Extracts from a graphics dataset
_ _ _ _ _
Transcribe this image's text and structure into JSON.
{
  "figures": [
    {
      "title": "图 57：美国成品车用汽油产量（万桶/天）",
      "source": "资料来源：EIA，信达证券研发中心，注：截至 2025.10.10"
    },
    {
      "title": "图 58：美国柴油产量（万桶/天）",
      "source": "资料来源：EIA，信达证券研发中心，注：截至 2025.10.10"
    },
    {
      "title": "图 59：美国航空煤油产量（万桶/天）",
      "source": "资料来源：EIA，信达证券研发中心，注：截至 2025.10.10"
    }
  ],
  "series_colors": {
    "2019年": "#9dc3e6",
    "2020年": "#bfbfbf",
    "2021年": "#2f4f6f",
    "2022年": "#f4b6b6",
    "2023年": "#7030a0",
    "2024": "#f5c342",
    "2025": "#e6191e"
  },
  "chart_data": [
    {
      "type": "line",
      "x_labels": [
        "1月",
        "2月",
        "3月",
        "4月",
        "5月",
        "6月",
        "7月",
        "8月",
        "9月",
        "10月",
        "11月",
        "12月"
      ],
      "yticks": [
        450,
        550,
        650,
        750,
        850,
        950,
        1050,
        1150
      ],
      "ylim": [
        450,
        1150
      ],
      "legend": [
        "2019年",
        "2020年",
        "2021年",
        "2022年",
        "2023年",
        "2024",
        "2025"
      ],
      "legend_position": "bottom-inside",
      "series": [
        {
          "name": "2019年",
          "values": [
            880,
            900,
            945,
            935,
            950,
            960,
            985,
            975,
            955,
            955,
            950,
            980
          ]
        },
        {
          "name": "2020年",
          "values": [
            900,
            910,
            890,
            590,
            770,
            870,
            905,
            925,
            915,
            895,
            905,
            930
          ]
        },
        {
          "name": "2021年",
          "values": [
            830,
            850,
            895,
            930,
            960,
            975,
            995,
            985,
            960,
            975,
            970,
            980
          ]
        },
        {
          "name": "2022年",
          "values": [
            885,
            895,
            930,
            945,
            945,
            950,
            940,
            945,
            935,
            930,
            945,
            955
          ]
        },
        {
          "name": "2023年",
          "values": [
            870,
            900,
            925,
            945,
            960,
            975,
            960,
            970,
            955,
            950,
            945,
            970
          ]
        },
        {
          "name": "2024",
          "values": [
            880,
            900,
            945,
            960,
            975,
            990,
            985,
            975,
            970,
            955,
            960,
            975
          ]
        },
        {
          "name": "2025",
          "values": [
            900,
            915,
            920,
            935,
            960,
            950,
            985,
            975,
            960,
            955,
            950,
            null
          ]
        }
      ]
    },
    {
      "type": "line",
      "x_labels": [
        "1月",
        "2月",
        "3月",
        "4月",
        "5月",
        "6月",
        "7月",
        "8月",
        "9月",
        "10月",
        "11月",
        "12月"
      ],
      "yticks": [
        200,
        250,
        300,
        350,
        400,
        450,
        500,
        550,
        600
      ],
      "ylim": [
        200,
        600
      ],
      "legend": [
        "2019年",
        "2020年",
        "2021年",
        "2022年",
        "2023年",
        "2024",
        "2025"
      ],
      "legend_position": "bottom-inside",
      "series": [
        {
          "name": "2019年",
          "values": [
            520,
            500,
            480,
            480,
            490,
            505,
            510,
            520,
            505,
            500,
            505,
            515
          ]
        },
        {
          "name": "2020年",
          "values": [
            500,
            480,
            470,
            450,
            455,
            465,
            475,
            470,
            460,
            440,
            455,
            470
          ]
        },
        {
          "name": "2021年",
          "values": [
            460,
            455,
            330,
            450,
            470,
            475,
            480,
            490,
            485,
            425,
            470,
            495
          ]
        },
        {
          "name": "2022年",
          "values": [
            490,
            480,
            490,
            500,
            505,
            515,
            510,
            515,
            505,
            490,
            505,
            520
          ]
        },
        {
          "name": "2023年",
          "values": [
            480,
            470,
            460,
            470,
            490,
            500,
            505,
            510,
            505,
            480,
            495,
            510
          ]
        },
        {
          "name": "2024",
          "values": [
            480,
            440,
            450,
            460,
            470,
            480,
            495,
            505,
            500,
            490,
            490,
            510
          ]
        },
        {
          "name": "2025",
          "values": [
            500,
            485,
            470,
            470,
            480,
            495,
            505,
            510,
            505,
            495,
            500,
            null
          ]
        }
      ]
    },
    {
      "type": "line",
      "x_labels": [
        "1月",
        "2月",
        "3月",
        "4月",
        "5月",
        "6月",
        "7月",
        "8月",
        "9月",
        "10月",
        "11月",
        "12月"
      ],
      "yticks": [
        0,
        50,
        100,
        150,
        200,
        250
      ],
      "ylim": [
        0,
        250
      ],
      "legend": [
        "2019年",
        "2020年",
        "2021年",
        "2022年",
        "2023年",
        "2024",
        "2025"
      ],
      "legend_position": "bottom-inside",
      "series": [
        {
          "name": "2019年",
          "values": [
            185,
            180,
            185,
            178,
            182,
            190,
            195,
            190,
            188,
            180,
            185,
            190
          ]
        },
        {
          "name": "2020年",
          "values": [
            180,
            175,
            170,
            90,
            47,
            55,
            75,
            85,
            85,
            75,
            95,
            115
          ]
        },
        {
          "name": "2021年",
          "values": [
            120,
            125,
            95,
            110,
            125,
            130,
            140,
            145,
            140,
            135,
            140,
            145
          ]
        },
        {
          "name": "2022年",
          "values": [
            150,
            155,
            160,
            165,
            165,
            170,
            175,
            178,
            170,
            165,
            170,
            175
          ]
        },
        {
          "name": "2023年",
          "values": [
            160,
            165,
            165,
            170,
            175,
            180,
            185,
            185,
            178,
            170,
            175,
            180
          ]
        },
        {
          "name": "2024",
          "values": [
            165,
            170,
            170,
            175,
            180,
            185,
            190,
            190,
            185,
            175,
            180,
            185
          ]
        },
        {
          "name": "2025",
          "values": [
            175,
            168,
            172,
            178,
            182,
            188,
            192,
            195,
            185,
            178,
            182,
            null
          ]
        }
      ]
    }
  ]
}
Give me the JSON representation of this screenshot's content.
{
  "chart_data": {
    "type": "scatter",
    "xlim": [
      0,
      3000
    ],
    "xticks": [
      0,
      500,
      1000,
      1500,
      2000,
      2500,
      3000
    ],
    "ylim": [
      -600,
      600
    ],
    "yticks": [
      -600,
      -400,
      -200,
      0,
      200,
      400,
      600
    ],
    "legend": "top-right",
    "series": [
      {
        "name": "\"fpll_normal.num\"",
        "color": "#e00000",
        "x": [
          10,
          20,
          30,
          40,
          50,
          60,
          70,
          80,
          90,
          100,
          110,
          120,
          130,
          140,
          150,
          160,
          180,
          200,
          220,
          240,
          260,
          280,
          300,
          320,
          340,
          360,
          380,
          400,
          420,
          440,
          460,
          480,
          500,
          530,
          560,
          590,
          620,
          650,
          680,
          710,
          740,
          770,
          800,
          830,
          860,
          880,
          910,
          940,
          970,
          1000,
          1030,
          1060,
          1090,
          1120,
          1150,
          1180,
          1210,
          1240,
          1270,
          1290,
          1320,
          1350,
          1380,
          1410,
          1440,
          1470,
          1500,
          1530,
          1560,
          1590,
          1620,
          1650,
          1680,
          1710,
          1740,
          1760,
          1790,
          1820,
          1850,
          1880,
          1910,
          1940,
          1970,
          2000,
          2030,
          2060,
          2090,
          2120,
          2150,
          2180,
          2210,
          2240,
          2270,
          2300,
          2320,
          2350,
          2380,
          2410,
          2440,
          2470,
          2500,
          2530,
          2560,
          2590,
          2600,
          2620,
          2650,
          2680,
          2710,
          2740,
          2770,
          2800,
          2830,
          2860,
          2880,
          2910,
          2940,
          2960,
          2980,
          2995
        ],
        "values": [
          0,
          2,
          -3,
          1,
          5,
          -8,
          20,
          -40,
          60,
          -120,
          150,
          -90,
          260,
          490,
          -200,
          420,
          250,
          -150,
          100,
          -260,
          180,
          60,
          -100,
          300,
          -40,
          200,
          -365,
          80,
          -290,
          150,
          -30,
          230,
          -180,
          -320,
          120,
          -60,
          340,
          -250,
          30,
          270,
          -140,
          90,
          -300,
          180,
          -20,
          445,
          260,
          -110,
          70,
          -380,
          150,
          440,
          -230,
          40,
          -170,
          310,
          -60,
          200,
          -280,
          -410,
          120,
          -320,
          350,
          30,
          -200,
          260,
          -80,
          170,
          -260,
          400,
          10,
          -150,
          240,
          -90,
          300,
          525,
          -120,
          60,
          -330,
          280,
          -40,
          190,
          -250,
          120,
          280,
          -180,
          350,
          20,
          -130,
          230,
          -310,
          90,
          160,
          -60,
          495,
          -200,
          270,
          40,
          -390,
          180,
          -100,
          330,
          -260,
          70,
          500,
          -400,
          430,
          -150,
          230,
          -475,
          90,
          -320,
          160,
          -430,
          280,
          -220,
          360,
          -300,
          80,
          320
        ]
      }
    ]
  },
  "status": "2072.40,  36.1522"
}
_ _ _ _ _
■ **Task directions**: Find each line holding "title". Copy it out.

■ **Task output**:
      "title": "图 57：美国成品车用汽油产量（万桶/天）",
      "title": "图 58：美国柴油产量（万桶/天）",
      "title": "图 59：美国航空煤油产量（万桶/天）",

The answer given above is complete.